◆ WORK TO COMPLETE ◆
Reproduce every line of the material below verbatim, in the same order.

◆ RECORD EXCERPTS ◆
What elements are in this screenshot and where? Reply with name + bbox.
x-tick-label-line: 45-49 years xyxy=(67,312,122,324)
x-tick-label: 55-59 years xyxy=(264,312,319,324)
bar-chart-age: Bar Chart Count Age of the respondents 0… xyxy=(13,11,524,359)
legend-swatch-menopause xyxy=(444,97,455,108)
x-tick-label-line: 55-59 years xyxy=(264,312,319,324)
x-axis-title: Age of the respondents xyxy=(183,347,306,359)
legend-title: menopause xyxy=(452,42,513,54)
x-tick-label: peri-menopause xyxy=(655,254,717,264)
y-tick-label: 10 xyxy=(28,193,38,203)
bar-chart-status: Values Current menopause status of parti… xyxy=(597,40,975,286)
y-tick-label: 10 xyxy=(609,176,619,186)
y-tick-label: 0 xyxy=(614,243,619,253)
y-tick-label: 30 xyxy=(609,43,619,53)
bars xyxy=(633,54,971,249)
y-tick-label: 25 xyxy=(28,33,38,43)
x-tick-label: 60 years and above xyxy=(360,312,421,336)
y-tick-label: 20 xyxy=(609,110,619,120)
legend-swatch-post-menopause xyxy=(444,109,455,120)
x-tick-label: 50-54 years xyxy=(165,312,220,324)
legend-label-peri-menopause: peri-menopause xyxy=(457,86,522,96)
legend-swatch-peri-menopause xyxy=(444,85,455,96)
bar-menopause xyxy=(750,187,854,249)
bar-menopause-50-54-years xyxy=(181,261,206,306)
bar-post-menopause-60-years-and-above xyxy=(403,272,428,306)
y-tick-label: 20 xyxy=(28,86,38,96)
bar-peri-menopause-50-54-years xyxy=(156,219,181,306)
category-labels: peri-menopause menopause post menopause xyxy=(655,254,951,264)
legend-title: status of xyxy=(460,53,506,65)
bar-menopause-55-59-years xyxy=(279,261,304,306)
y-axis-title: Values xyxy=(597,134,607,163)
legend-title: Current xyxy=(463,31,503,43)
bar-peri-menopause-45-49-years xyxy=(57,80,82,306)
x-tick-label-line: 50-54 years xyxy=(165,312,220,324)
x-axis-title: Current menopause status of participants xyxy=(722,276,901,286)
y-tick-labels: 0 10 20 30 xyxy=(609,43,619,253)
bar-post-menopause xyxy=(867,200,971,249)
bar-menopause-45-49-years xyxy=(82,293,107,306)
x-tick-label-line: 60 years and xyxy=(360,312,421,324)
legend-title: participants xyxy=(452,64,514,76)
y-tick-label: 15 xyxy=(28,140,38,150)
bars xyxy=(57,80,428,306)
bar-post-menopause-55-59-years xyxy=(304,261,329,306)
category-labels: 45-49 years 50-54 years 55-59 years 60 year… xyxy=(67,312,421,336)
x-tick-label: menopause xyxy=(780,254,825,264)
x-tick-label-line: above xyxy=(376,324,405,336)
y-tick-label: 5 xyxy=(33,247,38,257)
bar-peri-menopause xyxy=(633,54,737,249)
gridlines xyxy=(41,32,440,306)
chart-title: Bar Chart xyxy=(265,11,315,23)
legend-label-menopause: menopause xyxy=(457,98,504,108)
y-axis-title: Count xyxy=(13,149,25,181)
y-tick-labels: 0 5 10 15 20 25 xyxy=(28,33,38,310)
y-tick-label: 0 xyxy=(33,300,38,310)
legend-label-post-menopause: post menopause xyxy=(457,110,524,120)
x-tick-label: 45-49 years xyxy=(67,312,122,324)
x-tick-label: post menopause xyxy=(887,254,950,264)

◆ COMPLETED EXERCISE ◆
What elements are in this screenshot and where? Reply with name + bbox.
x-tick-label-line: 45-49 years xyxy=(67,312,122,324)
x-tick-label: 55-59 years xyxy=(264,312,319,324)
bar-chart-age: Bar Chart Count Age of the respondents 0… xyxy=(13,11,524,359)
legend-swatch-menopause xyxy=(444,97,455,108)
x-tick-label-line: 55-59 years xyxy=(264,312,319,324)
x-axis-title: Age of the respondents xyxy=(183,347,306,359)
legend-title: menopause xyxy=(452,42,513,54)
x-tick-label: peri-menopause xyxy=(655,254,717,264)
y-tick-label: 10 xyxy=(28,193,38,203)
bar-chart-status: Values Current menopause status of parti… xyxy=(597,40,975,286)
y-tick-label: 10 xyxy=(609,176,619,186)
y-tick-label: 0 xyxy=(614,243,619,253)
y-tick-label: 30 xyxy=(609,43,619,53)
bars xyxy=(633,54,971,249)
y-tick-label: 25 xyxy=(28,33,38,43)
x-tick-label: 60 years and above xyxy=(360,312,421,336)
y-tick-label: 20 xyxy=(609,110,619,120)
legend-swatch-post-menopause xyxy=(444,109,455,120)
x-tick-label: 50-54 years xyxy=(165,312,220,324)
legend-label-peri-menopause: peri-menopause xyxy=(457,86,522,96)
legend-swatch-peri-menopause xyxy=(444,85,455,96)
bar-menopause xyxy=(750,187,854,249)
bar-menopause-50-54-years xyxy=(181,261,206,306)
bar-post-menopause-60-years-and-above xyxy=(403,272,428,306)
y-tick-label: 20 xyxy=(28,86,38,96)
bar-peri-menopause-50-54-years xyxy=(156,219,181,306)
category-labels: peri-menopause menopause post menopause xyxy=(655,254,951,264)
legend-title: status of xyxy=(460,53,506,65)
bar-menopause-55-59-years xyxy=(279,261,304,306)
y-axis-title: Values xyxy=(597,134,607,163)
legend-title: Current xyxy=(463,31,503,43)
bar-peri-menopause-45-49-years xyxy=(57,80,82,306)
x-tick-label-line: 50-54 years xyxy=(165,312,220,324)
x-axis-title: Current menopause status of participants xyxy=(722,276,901,286)
y-tick-labels: 0 10 20 30 xyxy=(609,43,619,253)
bar-post-menopause xyxy=(867,200,971,249)
bar-menopause-45-49-years xyxy=(82,293,107,306)
x-tick-label-line: 60 years and xyxy=(360,312,421,324)
legend-title: participants xyxy=(452,64,514,76)
y-tick-label: 15 xyxy=(28,140,38,150)
bars xyxy=(57,80,428,306)
bar-post-menopause-55-59-years xyxy=(304,261,329,306)
category-labels: 45-49 years 50-54 years 55-59 years 60 year… xyxy=(67,312,421,336)
x-tick-label: menopause xyxy=(780,254,825,264)
x-tick-label-line: above xyxy=(376,324,405,336)
y-tick-label: 5 xyxy=(33,247,38,257)
bar-peri-menopause xyxy=(633,54,737,249)
gridlines xyxy=(41,32,440,306)
chart-title: Bar Chart xyxy=(265,11,315,23)
legend-label-menopause: menopause xyxy=(457,98,504,108)
y-axis-title: Count xyxy=(13,149,25,181)
y-tick-labels: 0 5 10 15 20 25 xyxy=(28,33,38,310)
y-tick-label: 0 xyxy=(33,300,38,310)
legend-label-post-menopause: post menopause xyxy=(457,110,524,120)
x-tick-label: 45-49 years xyxy=(67,312,122,324)
x-tick-label: post menopause xyxy=(887,254,950,264)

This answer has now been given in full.